Document section:
Begin
In him we have the central figure in the history of ancient caricature, and, although he had able Roman successors, we must leave with hardly a notice those efforts which the liveliness and vicissitudes

of Roman history could not but encourage. We may be sure that Virgil was not the only man who "compared large and small together"; and that the people, who so appreciated personal peculiarities as to cause some of their most prominent public men to adopt the suggestive epithets of Rufus, Cicero, and Naso, would not be discountenancers of caricature. In the nasal epithet of Ovid there is a curious resemblance to Pope's nickname of "Poet pug," seventeen hundred years later.
End
Entries supplied:
Begin
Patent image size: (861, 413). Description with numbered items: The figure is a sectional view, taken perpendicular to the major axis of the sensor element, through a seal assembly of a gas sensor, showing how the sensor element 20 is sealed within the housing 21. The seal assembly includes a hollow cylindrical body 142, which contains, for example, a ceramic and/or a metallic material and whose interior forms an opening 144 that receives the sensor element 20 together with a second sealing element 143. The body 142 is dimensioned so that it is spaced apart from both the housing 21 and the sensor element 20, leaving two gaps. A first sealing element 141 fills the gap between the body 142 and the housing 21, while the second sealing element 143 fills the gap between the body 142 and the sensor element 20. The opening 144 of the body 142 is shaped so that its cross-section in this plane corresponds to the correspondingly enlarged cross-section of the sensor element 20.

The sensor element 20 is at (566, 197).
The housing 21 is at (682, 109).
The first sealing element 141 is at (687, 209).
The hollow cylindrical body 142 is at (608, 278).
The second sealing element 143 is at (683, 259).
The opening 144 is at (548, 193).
End
Required task: Please quote everything in the passage on ancient caricature from "In him we have" down to "hundred years later.".

Output of the task:
In him we have the central figure in the history of ancient caricature, and, although he had able Roman successors, we must leave with hardly a notice those efforts which the liveliness and vicissitudes

of Roman history could not but encourage. We may be sure that Virgil was not the only man who "compared large and small together"; and that the people, who so appreciated personal peculiarities as to cause some of their most prominent public men to adopt the suggestive epithets of Rufus, Cicero, and Naso, would not be discountenancers of caricature. In the nasal epithet of Ovid there is a curious resemblance to Pope's nickname of "Poet pug," seventeen hundred years later.